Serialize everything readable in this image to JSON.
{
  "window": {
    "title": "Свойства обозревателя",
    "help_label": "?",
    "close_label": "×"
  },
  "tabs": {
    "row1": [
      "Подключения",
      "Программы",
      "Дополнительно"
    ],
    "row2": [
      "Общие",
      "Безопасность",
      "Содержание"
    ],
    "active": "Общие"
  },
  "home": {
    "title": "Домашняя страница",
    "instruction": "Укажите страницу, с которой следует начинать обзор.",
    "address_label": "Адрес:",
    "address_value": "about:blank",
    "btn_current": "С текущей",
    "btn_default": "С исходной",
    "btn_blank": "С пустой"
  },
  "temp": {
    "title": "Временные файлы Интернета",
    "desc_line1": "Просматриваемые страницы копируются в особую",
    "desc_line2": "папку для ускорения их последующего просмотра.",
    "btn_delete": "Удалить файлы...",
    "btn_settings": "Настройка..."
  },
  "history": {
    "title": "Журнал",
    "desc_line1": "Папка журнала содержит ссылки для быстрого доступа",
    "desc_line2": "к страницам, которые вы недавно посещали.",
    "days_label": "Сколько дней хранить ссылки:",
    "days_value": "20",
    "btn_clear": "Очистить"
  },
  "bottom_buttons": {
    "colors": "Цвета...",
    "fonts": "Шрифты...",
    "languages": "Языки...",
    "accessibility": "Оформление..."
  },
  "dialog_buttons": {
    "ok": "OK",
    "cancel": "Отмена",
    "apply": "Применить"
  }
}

Written request – Go through the listing above and pull out each line containing the word "файлы".

The solution –
    "title": "Временные файлы Интернета",
    "btn_delete": "Удалить файлы...",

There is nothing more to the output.